__WHAT IS NEEDED__: Check each line of the data for "this" and select those that have it.

+---+

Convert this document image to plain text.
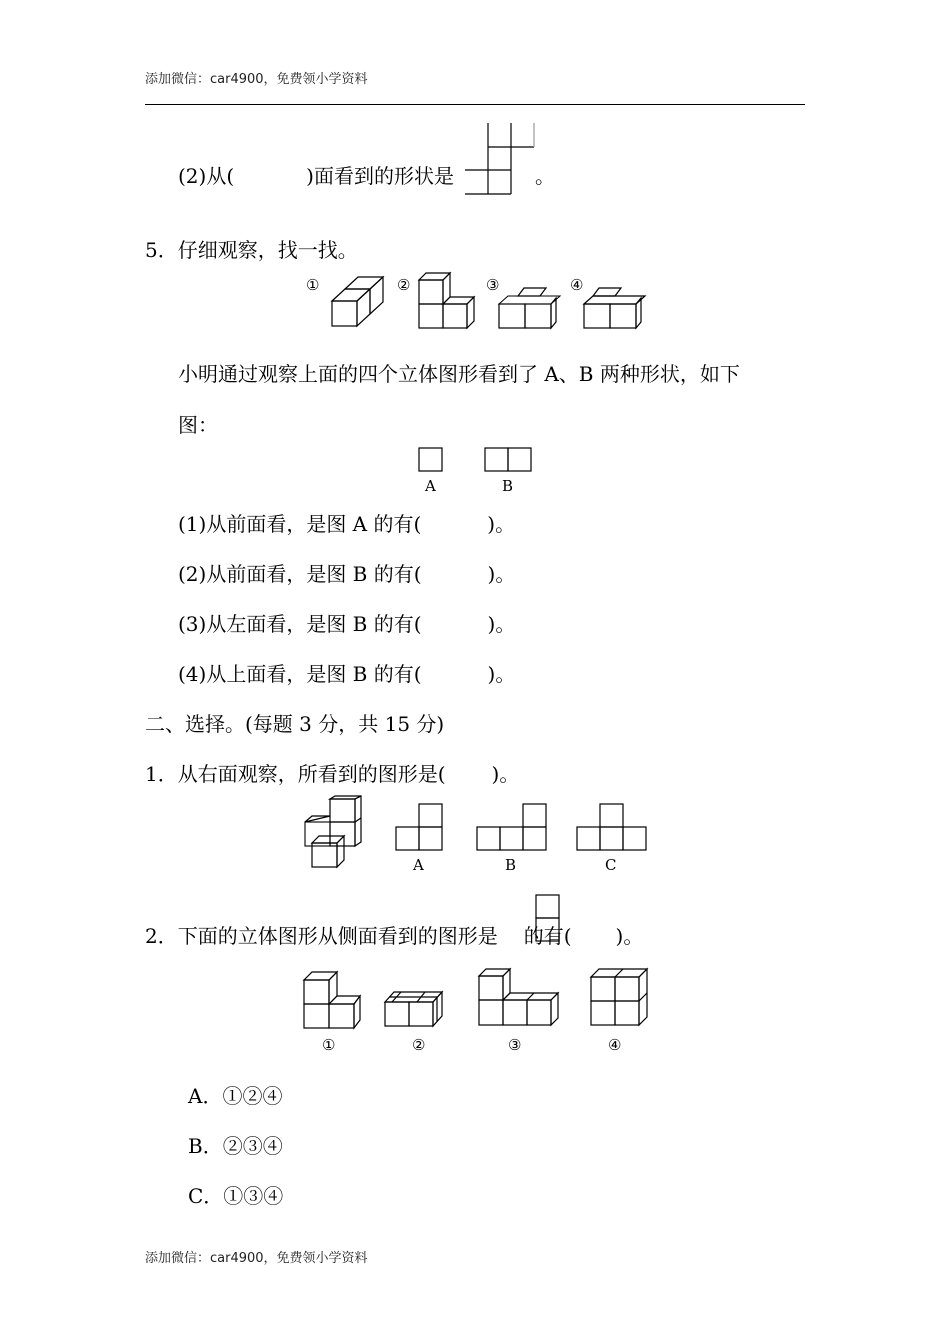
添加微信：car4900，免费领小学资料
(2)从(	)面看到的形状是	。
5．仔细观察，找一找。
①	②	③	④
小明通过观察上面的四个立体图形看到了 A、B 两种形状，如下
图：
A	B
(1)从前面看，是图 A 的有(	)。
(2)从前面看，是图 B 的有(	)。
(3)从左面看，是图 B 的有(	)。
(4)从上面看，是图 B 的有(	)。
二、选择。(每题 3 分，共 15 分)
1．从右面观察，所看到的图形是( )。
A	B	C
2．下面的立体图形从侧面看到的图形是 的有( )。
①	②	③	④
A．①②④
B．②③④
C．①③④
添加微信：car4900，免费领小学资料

+---+

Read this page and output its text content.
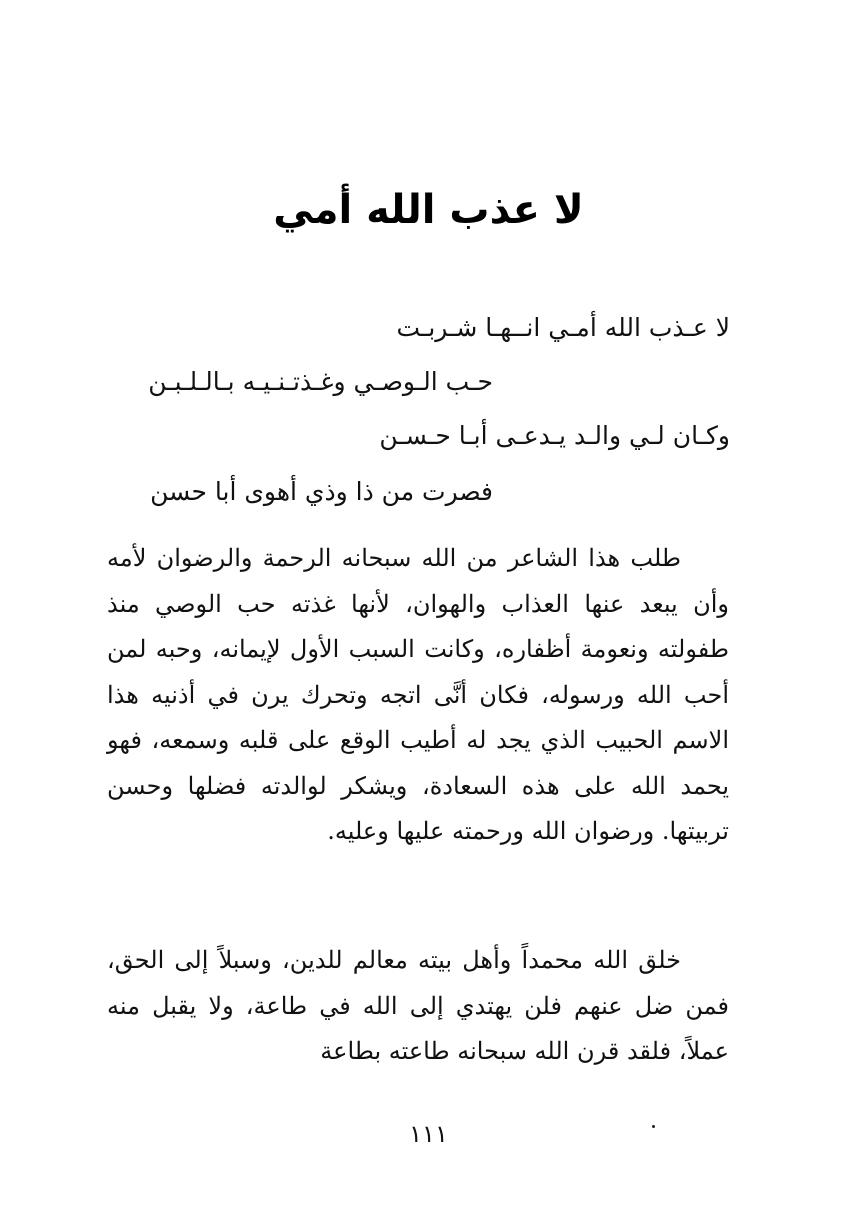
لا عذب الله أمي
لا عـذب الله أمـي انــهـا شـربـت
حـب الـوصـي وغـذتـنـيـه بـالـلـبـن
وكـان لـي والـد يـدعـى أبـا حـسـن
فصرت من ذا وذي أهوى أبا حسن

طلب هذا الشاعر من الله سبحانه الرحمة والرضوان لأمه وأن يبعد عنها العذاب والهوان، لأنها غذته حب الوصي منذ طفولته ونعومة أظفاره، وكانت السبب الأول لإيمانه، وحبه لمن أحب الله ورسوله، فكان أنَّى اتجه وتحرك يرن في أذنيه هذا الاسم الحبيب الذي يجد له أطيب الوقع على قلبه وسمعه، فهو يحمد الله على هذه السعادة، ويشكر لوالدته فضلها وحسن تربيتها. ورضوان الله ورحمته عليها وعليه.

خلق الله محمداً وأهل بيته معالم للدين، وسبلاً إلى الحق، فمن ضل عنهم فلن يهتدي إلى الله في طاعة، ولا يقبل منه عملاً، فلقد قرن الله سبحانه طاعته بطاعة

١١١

+---+

__ANSWER FOR THE TASK__:
Convert this document image to plain text.
Read this page and output its text content.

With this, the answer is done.